_EXERCISE TASK_
Reproduce the entries word for word, and omit any picture you find in them.

_TASK INPUTS_
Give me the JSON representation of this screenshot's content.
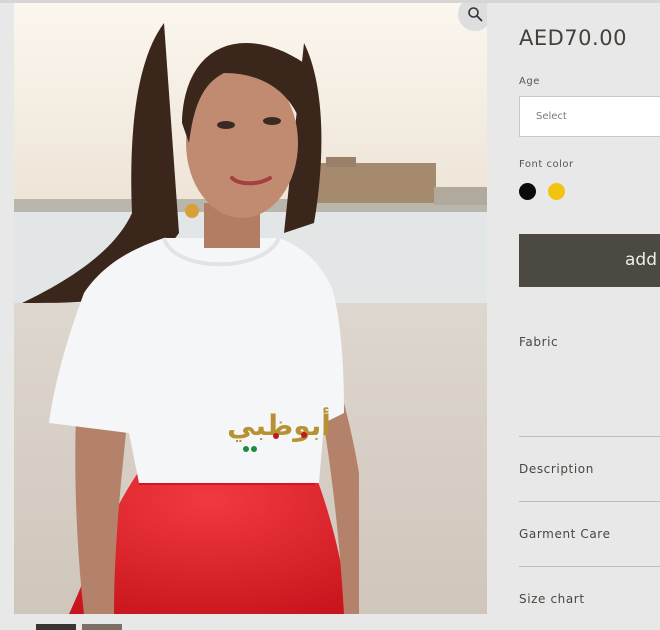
{
  "product": {
    "price": "AED70.00",
    "shirt_print": "أبوظبي"
  },
  "options": {
    "age_label": "Age",
    "age_placeholder": "Select",
    "font_color_label": "Font color",
    "font_colors": [
      "#0a0a0a",
      "#f1c40f"
    ]
  },
  "add_to_cart_label": "add",
  "accordion": [
    {
      "label": "Fabric"
    },
    {
      "label": "Description"
    },
    {
      "label": "Garment Care"
    },
    {
      "label": "Size chart"
    }
  ],
  "icons": {
    "zoom": "magnifier-icon"
  }
}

_RIGHT ANSWER_
Give me the JSON representation of this screenshot's content.
{
  "product": {
    "price": "AED70.00",
    "shirt_print": "أبوظبي"
  },
  "options": {
    "age_label": "Age",
    "age_placeholder": "Select",
    "font_color_label": "Font color",
    "font_colors": [
      "#0a0a0a",
      "#f1c40f"
    ]
  },
  "add_to_cart_label": "add",
  "accordion": [
    {
      "label": "Fabric"
    },
    {
      "label": "Description"
    },
    {
      "label": "Garment Care"
    },
    {
      "label": "Size chart"
    }
  ],
  "icons": {
    "zoom": "magnifier-icon"
  }
}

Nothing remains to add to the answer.